Look below. Copy each line that has "text" in it.

Stored data:
** BEGIN **
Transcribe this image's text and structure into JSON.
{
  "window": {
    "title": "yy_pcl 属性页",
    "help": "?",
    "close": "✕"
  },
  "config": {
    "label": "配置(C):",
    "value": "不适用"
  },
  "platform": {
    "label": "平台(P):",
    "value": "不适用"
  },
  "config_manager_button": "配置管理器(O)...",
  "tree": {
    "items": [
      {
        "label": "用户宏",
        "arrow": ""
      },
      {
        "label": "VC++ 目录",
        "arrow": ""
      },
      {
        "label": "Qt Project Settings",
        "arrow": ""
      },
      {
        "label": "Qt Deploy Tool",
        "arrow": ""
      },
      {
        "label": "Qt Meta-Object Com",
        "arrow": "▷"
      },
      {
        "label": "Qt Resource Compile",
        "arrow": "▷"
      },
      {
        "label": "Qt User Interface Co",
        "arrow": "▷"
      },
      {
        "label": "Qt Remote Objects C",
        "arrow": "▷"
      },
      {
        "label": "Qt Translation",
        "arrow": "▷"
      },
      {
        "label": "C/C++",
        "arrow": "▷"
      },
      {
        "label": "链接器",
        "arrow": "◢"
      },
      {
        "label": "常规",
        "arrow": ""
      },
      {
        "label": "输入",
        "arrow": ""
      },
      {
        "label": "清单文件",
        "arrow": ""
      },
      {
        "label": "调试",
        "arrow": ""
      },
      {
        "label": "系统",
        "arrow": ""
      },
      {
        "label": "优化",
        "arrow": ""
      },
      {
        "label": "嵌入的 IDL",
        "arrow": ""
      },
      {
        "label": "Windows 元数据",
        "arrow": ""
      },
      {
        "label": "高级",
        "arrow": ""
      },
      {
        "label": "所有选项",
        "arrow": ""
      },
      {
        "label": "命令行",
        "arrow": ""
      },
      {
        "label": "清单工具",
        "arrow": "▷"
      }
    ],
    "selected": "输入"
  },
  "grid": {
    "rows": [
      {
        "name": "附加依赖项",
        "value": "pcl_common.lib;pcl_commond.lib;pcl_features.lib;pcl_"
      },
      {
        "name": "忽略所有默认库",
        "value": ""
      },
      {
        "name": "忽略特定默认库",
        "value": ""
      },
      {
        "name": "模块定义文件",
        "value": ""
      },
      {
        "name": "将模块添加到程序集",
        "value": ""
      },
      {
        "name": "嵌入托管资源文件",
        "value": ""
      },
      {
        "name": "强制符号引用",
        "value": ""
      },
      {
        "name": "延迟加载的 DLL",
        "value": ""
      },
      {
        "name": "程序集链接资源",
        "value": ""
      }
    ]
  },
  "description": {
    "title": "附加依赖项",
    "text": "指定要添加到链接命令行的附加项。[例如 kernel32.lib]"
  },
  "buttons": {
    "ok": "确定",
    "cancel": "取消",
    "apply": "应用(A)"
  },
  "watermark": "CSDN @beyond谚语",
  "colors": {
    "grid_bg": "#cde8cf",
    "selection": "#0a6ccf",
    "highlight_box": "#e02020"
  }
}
** END **
● **OUTPUT OF THE TASK**:
Transcribe this image's text and structure into JSON.
    "text": "指定要添加到链接命令行的附加项。[例如 kernel32.lib]"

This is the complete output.